# 練習問題
**A.** 吉野弘の詩を紹介した文章によると、アンソロジーには何篇の詩が収められていますか。
**B.** 次の(i)〜(iii)が吉野弘の詩を紹介した文章の内容と合っているか、それぞれ「はい」か「いいえ」で答え、判断の根拠となる箇所を文章からそのまま引用してください。
(i) 吉野弘は山形県で生まれた。
(ii) 「一枚の写真」では、妹の右掌の指はぴったりついている。
(iii) 「真昼の星」の星は、目立つように輝いている。
**C.** 吉野弘の詩を紹介した文章の続きを、最後の行の後から書いてください。

# 文書の抜粋

::::::

吉野弘さん(1926ー2014、山形県生まれ)詩人、随筆家、評論家。
アンソロジーで『何気ない日常の一コマからひとのの繊細さをすくい上げた詩や、生きるということを見つめ直した詩、家族への思いを綴った詩など、多くの作品で今も人々の心を打ち続けています。』と、編者はじめにしょいかいされています。四十四篇の詩が収められています。
「一枚の写真」
壇飾りの雛人形を背に
晴着姿の幼い姉妹が並んで坐っている
姉は姉らしく分別ある顔で
妹も妹らしくいとけない顔で
姉は両掌の指をぴったりつけて膝の上
妹も姉を見習ったつもりだが
右掌の指は少し離れて膝の上
この写真のシャッターを押したのは
多分、お父さまだが
同時にシャッターを押したものがいる
その名は「幸福」
幸福が一枚加わった
一枚の写真
「真昼の星」
ひかえめな 素朴な星は
真昼の空の 遥かな奥に
きらめいている
目立たぬようにーー。

::::::

# 提供された情報
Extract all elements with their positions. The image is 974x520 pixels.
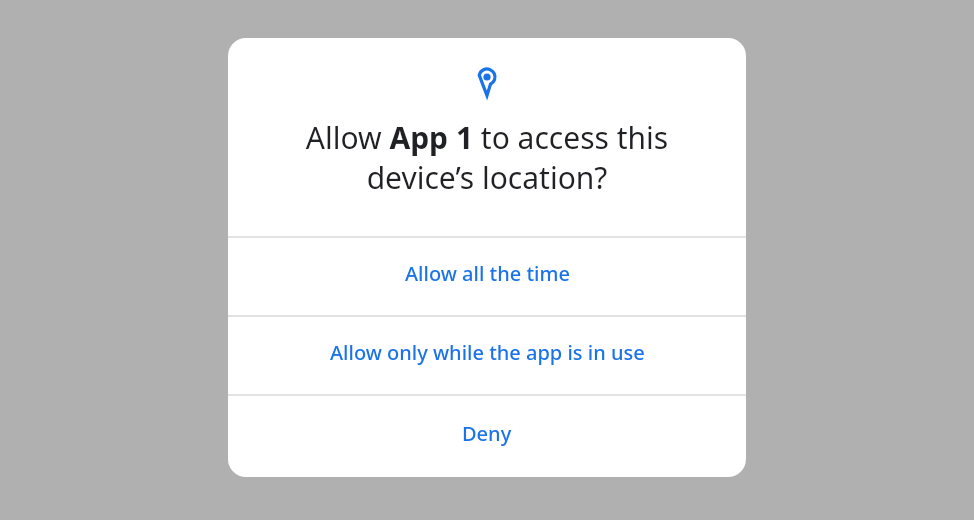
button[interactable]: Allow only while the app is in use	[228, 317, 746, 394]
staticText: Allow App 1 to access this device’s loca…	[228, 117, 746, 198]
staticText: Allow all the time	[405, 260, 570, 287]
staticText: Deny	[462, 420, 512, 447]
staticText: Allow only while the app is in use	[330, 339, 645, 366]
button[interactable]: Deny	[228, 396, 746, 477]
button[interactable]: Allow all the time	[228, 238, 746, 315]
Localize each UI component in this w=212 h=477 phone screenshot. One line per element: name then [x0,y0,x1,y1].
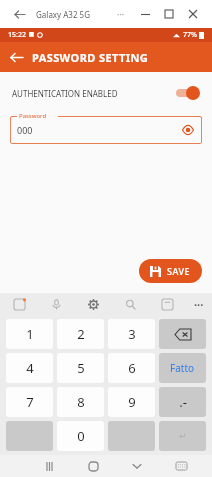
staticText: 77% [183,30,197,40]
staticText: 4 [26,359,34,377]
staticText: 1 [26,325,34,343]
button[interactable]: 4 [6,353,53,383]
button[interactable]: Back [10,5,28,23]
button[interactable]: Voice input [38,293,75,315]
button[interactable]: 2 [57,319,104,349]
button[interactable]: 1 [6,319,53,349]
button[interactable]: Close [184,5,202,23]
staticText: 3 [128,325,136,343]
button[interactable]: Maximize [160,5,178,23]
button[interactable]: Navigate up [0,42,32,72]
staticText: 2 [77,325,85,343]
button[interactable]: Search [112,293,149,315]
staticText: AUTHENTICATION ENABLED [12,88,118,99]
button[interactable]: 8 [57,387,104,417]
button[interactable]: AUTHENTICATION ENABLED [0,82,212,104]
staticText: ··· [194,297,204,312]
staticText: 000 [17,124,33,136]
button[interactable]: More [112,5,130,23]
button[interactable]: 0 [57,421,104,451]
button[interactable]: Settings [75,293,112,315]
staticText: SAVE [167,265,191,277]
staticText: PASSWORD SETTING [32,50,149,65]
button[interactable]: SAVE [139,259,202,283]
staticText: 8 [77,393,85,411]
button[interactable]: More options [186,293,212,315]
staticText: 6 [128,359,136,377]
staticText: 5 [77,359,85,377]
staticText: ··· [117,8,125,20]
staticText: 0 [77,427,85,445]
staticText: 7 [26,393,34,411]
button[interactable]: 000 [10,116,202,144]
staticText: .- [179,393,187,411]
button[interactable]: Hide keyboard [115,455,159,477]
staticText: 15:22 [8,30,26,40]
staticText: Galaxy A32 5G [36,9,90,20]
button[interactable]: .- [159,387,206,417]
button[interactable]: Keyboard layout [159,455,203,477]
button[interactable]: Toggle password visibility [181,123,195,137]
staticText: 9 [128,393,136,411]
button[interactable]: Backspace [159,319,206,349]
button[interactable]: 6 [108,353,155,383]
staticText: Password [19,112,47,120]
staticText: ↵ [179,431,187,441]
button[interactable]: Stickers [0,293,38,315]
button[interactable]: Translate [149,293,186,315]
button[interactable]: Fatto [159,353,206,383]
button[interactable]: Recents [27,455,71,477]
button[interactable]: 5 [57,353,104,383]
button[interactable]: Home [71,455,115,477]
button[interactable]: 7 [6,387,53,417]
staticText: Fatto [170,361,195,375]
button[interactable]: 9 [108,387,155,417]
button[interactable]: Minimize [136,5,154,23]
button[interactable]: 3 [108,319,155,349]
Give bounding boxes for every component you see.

::::::

# 練習問題の解答
**A.** 四十四篇です。

**B.**
(i) はい。「山形県生まれ」
(ii) いいえ。「右掌の指は少し離れて膝の上」
(iii) いいえ。「目立たぬようにーー。」

**C.**
はにかみがちな 綺麗な心が
ほのかな光を見せまいとして
明るい日向を
歩むようにーー。
かがやきを包もうとする星たちは
真昼の空の 遥かな奥に
きらめいている
ひそやかに 静かにーー。
「素朴な疑問符」
小鳥に声をかけてみた
小鳥は不思議そうに首をかしげた。
わからないから
わからないと
素直にかしげた
あれは
自然な、首のひねり
てらわない美しい疑問符のかたち。
時に
風の如く
耳もとで鳴る
意味不明な訪れに
私もまた
素直にかしぐ、小鳥の首でありたい。
「自分自身に」
他人を励ますことはできても
自分を励ますことは難しい
だからーーというべきか
しかしーーというべきか
自分がまだひらく花だと
思える間はそう思うがいい
すこしの気難しさに耐え
すこしの無理をしてでも
淡い賑やかさのなかに
自分を遊ばせておくがいい
瑞々しい心情を、暖かな言葉で語りかけるように謳われています。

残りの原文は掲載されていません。